***** STORED RECORDS

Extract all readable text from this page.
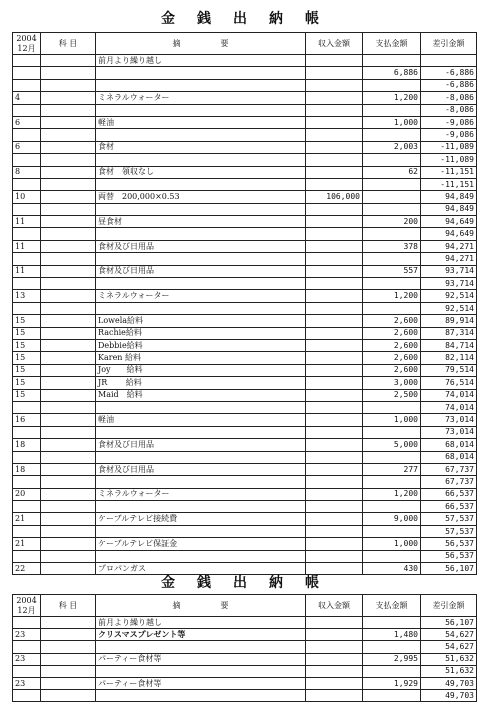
金銭出納帳
2004
12月	科 目	摘　　　　　要	収入金額	支払金額	差引金額
		前月より繰り越し			
				6,886	-6,886
					-6,886
4		ミネラルウォーター		1,200	-8,086
					-8,086
6		軽油		1,000	-9,086
					-9,086
6		食材		2,003	-11,089
					-11,089
8		食材　領収なし		62	-11,151
					-11,151
10		両替　200,000×0.53	106,000		94,849
					94,849
11		昼食材		200	94,649
					94,649
11		食材及び日用品		378	94,271
					94,271
11		食材及び日用品		557	93,714
					93,714
13		ミネラルウォーター		1,200	92,514
					92,514
15		Lowela給料		2,600	89,914
15		Rachie給料		2,600	87,314
15		Debbie給料		2,600	84,714
15		Karen 給料		2,600	82,114
15		Joy　　給料		2,600	79,514
15		JR　　 給料		3,000	76,514
15		Maid　給料		2,500	74,014
					74,014
16		軽油		1,000	73,014
					73,014
18		食材及び日用品		5,000	68,014
					68,014
18		食材及び日用品		277	67,737
					67,737
20		ミネラルウォーター		1,200	66,537
					66,537
21		ケーブルテレビ接続費		9,000	57,537
					57,537
21		ケーブルテレビ保証金		1,000	56,537
					56,537
22		プロパンガス		430	56,107
金銭出納帳
2004
12月	科 目	摘　　　　　要	収入金額	支払金額	差引金額
		前月より繰り越し			56,107
23		クリスマスプレゼント等		1,480	54,627
					54,627
23		パーティー食材等		2,995	51,632
					51,632
23		パーティー食材等		1,929	49,703
					49,703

**********

Set out every line from the material that contains the string "パーティー食材等".

23		パーティー食材等		2,995	51,632
23		パーティー食材等		1,929	49,703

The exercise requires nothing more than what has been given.